**GIVEN INFORMATION**
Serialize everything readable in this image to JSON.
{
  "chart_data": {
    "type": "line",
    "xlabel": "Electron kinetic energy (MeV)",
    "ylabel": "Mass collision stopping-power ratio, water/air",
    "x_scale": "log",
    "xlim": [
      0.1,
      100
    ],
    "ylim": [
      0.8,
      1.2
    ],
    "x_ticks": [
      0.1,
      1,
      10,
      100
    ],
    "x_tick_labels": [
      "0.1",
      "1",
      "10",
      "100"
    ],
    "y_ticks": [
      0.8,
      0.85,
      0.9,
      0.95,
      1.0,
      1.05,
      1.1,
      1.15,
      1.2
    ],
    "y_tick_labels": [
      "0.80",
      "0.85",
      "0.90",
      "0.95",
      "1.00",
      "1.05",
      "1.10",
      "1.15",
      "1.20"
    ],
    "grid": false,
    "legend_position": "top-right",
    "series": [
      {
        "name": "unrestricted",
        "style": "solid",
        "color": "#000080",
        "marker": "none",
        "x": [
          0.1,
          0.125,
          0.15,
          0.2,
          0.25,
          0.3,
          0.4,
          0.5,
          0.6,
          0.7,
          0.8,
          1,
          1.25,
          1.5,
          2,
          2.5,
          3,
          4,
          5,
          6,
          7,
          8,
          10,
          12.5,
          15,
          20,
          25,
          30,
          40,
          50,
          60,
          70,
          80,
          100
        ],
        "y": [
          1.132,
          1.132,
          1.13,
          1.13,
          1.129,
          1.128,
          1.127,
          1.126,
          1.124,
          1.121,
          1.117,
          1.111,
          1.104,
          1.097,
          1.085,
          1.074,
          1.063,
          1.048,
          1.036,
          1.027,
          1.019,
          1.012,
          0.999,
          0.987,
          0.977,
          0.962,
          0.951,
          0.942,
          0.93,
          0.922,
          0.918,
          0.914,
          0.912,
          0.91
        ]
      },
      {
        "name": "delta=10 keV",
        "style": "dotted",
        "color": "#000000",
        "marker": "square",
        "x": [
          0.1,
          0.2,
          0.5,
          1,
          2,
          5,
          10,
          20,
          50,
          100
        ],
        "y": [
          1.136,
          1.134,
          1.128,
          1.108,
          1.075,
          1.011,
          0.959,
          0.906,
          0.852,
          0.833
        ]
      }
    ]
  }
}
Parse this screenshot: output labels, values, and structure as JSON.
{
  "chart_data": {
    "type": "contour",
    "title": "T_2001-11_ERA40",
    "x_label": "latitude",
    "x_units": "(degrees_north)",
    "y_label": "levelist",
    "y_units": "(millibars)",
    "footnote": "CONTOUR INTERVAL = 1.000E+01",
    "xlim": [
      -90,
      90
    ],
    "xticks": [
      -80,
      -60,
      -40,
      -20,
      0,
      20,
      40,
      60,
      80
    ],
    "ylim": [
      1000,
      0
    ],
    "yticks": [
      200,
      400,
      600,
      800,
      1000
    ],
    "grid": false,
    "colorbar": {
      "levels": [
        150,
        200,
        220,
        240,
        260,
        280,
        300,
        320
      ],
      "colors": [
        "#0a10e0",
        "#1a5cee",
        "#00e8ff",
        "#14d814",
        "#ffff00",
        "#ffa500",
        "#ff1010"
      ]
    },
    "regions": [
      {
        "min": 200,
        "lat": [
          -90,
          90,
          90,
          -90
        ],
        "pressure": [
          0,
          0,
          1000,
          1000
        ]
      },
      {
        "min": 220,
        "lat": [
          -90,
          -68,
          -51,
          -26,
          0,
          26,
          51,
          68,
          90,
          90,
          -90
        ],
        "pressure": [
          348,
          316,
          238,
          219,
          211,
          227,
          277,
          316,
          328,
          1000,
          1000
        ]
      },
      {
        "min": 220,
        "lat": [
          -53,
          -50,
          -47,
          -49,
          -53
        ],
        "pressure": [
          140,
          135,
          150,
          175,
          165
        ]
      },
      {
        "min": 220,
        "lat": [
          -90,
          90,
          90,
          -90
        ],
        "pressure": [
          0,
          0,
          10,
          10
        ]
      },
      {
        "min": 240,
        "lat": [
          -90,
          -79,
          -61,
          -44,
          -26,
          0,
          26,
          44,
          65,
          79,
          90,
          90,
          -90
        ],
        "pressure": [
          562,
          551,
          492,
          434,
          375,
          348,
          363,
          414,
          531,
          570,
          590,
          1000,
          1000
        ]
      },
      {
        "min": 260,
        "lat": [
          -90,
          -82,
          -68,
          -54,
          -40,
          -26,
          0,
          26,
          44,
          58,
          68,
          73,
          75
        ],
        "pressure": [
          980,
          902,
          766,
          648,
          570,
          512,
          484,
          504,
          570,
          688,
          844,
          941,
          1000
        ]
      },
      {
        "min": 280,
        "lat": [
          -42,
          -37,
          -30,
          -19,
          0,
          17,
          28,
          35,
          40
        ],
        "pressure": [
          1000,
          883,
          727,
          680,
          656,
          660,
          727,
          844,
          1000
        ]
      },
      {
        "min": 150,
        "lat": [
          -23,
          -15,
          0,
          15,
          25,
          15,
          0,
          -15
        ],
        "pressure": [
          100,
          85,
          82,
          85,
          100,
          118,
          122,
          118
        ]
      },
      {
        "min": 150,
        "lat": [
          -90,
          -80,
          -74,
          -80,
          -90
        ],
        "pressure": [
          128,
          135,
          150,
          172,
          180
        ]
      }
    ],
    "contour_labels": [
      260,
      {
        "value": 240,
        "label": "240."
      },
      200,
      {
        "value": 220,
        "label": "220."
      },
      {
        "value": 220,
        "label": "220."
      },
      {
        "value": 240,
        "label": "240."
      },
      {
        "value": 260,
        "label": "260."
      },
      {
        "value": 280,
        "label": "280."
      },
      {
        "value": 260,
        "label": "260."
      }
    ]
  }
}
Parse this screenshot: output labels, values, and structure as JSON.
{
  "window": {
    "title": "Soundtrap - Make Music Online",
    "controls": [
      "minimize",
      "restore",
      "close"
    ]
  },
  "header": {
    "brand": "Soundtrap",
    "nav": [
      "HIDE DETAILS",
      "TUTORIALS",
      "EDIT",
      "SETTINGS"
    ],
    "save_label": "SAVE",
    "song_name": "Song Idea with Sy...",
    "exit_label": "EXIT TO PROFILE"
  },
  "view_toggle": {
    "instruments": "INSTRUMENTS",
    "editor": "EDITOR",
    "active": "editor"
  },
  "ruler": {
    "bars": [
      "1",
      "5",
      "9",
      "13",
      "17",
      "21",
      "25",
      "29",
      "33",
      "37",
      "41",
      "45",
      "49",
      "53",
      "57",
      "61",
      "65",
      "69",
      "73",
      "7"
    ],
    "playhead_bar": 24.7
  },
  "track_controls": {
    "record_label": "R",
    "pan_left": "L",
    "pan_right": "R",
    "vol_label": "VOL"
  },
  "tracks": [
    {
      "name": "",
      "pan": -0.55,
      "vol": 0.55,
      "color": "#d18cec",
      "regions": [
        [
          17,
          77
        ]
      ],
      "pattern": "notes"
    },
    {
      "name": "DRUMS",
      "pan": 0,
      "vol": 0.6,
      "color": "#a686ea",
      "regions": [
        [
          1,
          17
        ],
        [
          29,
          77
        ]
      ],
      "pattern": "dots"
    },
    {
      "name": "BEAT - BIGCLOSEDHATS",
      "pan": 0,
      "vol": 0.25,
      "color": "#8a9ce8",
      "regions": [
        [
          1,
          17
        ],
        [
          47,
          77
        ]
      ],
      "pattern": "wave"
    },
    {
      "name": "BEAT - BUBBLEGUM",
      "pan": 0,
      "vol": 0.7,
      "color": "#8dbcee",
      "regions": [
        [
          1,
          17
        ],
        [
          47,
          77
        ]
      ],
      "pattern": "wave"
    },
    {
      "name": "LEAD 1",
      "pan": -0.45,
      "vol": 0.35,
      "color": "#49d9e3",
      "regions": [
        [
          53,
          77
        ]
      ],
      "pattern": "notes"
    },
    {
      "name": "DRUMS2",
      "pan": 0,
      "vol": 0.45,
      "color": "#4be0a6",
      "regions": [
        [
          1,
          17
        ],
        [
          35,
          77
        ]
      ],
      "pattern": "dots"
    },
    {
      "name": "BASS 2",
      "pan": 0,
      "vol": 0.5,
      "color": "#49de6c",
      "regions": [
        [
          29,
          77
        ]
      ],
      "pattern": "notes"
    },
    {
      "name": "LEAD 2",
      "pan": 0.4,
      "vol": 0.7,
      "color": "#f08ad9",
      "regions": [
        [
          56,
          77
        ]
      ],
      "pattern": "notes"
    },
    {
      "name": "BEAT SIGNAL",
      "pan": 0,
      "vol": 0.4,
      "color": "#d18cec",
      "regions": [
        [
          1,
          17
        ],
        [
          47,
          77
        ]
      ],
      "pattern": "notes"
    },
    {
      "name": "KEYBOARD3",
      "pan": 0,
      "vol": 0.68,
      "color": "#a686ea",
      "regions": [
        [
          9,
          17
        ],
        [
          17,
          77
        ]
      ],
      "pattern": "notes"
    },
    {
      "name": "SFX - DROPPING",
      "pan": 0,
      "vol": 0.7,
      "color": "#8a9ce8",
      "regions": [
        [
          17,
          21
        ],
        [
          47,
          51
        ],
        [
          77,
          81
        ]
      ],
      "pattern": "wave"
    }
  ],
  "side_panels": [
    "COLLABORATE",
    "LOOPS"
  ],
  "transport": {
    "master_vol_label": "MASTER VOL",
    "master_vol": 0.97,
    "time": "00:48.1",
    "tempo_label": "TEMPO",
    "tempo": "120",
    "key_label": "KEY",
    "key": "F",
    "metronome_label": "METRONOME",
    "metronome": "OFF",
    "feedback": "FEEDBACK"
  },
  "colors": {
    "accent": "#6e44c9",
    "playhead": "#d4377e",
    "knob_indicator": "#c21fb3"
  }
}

**YOUR GOAL**
Take every line containing the word "Soundtrap" and copy it.

**WRITTEN RESPONSE**
    "title": "Soundtrap - Make Music Online",
    "brand": "Soundtrap",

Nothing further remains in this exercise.